* What you have to do
Identify and pull out each line of the entries in which "στοὺς" occurs.

* Supplied information
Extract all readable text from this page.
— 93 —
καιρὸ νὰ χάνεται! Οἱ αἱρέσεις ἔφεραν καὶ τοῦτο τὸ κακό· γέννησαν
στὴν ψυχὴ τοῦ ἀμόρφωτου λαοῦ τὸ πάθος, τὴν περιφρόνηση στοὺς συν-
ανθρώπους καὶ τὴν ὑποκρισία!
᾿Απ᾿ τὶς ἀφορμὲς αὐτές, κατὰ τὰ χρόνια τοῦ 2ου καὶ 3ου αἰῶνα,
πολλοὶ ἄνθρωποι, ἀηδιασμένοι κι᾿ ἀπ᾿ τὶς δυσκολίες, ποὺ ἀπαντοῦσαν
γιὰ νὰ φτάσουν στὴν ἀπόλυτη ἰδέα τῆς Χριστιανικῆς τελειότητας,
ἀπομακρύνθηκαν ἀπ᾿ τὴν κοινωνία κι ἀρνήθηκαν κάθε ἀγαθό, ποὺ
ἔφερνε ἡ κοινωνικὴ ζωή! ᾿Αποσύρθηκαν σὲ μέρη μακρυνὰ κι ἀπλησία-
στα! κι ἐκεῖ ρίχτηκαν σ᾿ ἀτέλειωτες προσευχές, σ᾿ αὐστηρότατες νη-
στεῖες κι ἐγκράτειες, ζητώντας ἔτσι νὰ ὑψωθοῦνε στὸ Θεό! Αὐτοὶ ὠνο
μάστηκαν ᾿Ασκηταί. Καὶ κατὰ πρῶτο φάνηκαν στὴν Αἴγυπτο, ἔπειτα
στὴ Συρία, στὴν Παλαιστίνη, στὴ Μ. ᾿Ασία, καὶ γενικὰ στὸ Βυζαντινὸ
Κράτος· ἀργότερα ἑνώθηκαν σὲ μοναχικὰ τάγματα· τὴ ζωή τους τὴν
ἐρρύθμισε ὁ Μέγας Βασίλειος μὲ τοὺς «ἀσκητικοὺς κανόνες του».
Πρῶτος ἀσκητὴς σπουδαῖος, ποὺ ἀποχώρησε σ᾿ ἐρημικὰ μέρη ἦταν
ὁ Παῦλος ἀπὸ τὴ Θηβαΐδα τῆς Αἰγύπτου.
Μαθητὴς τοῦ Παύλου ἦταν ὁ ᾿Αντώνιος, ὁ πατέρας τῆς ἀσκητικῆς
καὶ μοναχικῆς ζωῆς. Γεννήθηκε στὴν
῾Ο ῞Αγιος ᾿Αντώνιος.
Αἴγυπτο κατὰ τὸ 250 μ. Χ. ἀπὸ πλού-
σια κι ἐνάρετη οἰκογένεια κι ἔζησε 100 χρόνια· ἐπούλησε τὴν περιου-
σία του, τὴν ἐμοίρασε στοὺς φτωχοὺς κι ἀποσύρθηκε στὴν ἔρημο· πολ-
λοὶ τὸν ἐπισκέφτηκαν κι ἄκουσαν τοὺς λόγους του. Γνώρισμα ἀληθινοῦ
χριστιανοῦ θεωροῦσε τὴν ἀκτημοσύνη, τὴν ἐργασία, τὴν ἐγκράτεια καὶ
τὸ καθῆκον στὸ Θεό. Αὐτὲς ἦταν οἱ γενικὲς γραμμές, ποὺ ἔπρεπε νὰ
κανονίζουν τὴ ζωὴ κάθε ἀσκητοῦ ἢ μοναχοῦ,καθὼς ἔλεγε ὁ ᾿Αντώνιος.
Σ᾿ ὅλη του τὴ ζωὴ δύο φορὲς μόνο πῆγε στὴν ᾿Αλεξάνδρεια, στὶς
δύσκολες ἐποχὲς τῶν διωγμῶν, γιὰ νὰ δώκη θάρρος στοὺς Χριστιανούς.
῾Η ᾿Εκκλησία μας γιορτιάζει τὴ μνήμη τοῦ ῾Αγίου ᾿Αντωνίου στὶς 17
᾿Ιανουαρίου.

* Output below
στὴν ψυχὴ τοῦ ἀμόρφωτου λαοῦ τὸ πάθος, τὴν περιφρόνηση στοὺς συν-
σία του, τὴν ἐμοίρασε στοὺς φτωχοὺς κι ἀποσύρθηκε στὴν ἔρημο· πολ-
δύσκολες ἐποχὲς τῶν διωγμῶν, γιὰ νὰ δώκη θάρρος στοὺς Χριστιανούς.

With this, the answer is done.